### WHAT THE EXERCISE ASKS
Your task is to copy the listing exactly. Drop any pictures from the copy.

◇ ◇ ◇ ◇ ◇ ◇ ◇

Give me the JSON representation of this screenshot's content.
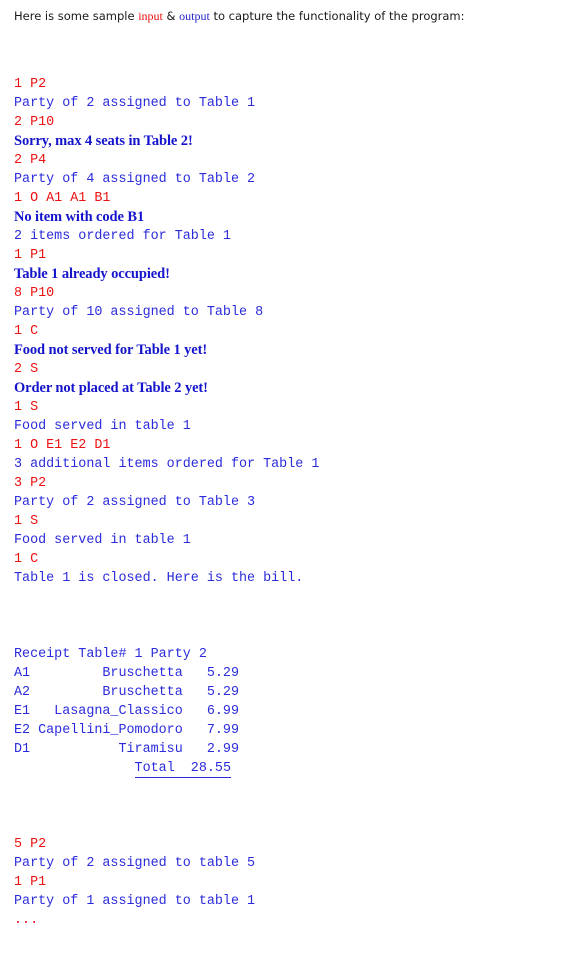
{
  "intro": {
    "before": "Here is some sample ",
    "input_word": "input",
    "middle": " & ",
    "output_word": "output",
    "after": " to capture the functionality of the program:"
  },
  "colors": {
    "input": "#ee1111",
    "output": "#2b2bdd",
    "error": "#1414cc",
    "background": "#ffffff",
    "intro_text": "#1a1a1a"
  },
  "transcript": [
    {
      "kind": "input",
      "text": "1 P2"
    },
    {
      "kind": "output",
      "text": "Party of 2 assigned to Table 1"
    },
    {
      "kind": "input",
      "text": "2 P10"
    },
    {
      "kind": "error",
      "text": "Sorry, max 4 seats in Table 2!"
    },
    {
      "kind": "input",
      "text": "2 P4"
    },
    {
      "kind": "output",
      "text": "Party of 4 assigned to Table 2"
    },
    {
      "kind": "input",
      "text": "1 O A1 A1 B1"
    },
    {
      "kind": "error",
      "text": "No item with code B1"
    },
    {
      "kind": "output",
      "text": "2 items ordered for Table 1"
    },
    {
      "kind": "input",
      "text": "1 P1"
    },
    {
      "kind": "error",
      "text": "Table 1 already occupied!"
    },
    {
      "kind": "input",
      "text": "8 P10"
    },
    {
      "kind": "output",
      "text": "Party of 10 assigned to Table 8"
    },
    {
      "kind": "input",
      "text": "1 C"
    },
    {
      "kind": "error",
      "text": "Food not served for Table 1 yet!"
    },
    {
      "kind": "input",
      "text": "2 S"
    },
    {
      "kind": "error",
      "text": "Order not placed at Table 2 yet!"
    },
    {
      "kind": "input",
      "text": "1 S"
    },
    {
      "kind": "output",
      "text": "Food served in table 1"
    },
    {
      "kind": "input",
      "text": "1 O E1 E2 D1"
    },
    {
      "kind": "output",
      "text": "3 additional items ordered for Table 1"
    },
    {
      "kind": "input",
      "text": "3 P2"
    },
    {
      "kind": "output",
      "text": "Party of 2 assigned to Table 3"
    },
    {
      "kind": "input",
      "text": "1 S"
    },
    {
      "kind": "output",
      "text": "Food served in table 1"
    },
    {
      "kind": "input",
      "text": "1 C"
    },
    {
      "kind": "output",
      "text": "Table 1 is closed. Here is the bill."
    },
    {
      "kind": "blank",
      "text": ""
    }
  ],
  "receipt": {
    "header": "Receipt Table# 1 Party 2",
    "items": [
      {
        "code": "A1",
        "name": "Bruschetta",
        "price": "5.29"
      },
      {
        "code": "A2",
        "name": "Bruschetta",
        "price": "5.29"
      },
      {
        "code": "E1",
        "name": "Lasagna_Classico",
        "price": "6.99"
      },
      {
        "code": "E2",
        "name": "Capellini_Pomodoro",
        "price": "7.99"
      },
      {
        "code": "D1",
        "name": "Tiramisu",
        "price": "2.99"
      }
    ],
    "total_label": "Total",
    "total_value": "28.55"
  },
  "transcript_tail": [
    {
      "kind": "blank",
      "text": ""
    },
    {
      "kind": "input",
      "text": "5 P2"
    },
    {
      "kind": "output",
      "text": "Party of 2 assigned to table 5"
    },
    {
      "kind": "input",
      "text": "1 P1"
    },
    {
      "kind": "output",
      "text": "Party of 1 assigned to table 1"
    },
    {
      "kind": "input",
      "text": "..."
    }
  ]
}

◇ ◇ ◇ ◇ ◇ ◇ ◇

### ANSWER TO THIS EXERCISE
Give me the JSON representation of this screenshot's content.
{
  "intro": {
    "before": "Here is some sample ",
    "input_word": "input",
    "middle": " & ",
    "output_word": "output",
    "after": " to capture the functionality of the program:"
  },
  "colors": {
    "input": "#ee1111",
    "output": "#2b2bdd",
    "error": "#1414cc",
    "background": "#ffffff",
    "intro_text": "#1a1a1a"
  },
  "transcript": [
    {
      "kind": "input",
      "text": "1 P2"
    },
    {
      "kind": "output",
      "text": "Party of 2 assigned to Table 1"
    },
    {
      "kind": "input",
      "text": "2 P10"
    },
    {
      "kind": "error",
      "text": "Sorry, max 4 seats in Table 2!"
    },
    {
      "kind": "input",
      "text": "2 P4"
    },
    {
      "kind": "output",
      "text": "Party of 4 assigned to Table 2"
    },
    {
      "kind": "input",
      "text": "1 O A1 A1 B1"
    },
    {
      "kind": "error",
      "text": "No item with code B1"
    },
    {
      "kind": "output",
      "text": "2 items ordered for Table 1"
    },
    {
      "kind": "input",
      "text": "1 P1"
    },
    {
      "kind": "error",
      "text": "Table 1 already occupied!"
    },
    {
      "kind": "input",
      "text": "8 P10"
    },
    {
      "kind": "output",
      "text": "Party of 10 assigned to Table 8"
    },
    {
      "kind": "input",
      "text": "1 C"
    },
    {
      "kind": "error",
      "text": "Food not served for Table 1 yet!"
    },
    {
      "kind": "input",
      "text": "2 S"
    },
    {
      "kind": "error",
      "text": "Order not placed at Table 2 yet!"
    },
    {
      "kind": "input",
      "text": "1 S"
    },
    {
      "kind": "output",
      "text": "Food served in table 1"
    },
    {
      "kind": "input",
      "text": "1 O E1 E2 D1"
    },
    {
      "kind": "output",
      "text": "3 additional items ordered for Table 1"
    },
    {
      "kind": "input",
      "text": "3 P2"
    },
    {
      "kind": "output",
      "text": "Party of 2 assigned to Table 3"
    },
    {
      "kind": "input",
      "text": "1 S"
    },
    {
      "kind": "output",
      "text": "Food served in table 1"
    },
    {
      "kind": "input",
      "text": "1 C"
    },
    {
      "kind": "output",
      "text": "Table 1 is closed. Here is the bill."
    },
    {
      "kind": "blank",
      "text": ""
    }
  ],
  "receipt": {
    "header": "Receipt Table# 1 Party 2",
    "items": [
      {
        "code": "A1",
        "name": "Bruschetta",
        "price": "5.29"
      },
      {
        "code": "A2",
        "name": "Bruschetta",
        "price": "5.29"
      },
      {
        "code": "E1",
        "name": "Lasagna_Classico",
        "price": "6.99"
      },
      {
        "code": "E2",
        "name": "Capellini_Pomodoro",
        "price": "7.99"
      },
      {
        "code": "D1",
        "name": "Tiramisu",
        "price": "2.99"
      }
    ],
    "total_label": "Total",
    "total_value": "28.55"
  },
  "transcript_tail": [
    {
      "kind": "blank",
      "text": ""
    },
    {
      "kind": "input",
      "text": "5 P2"
    },
    {
      "kind": "output",
      "text": "Party of 2 assigned to table 5"
    },
    {
      "kind": "input",
      "text": "1 P1"
    },
    {
      "kind": "output",
      "text": "Party of 1 assigned to table 1"
    },
    {
      "kind": "input",
      "text": "..."
    }
  ]
}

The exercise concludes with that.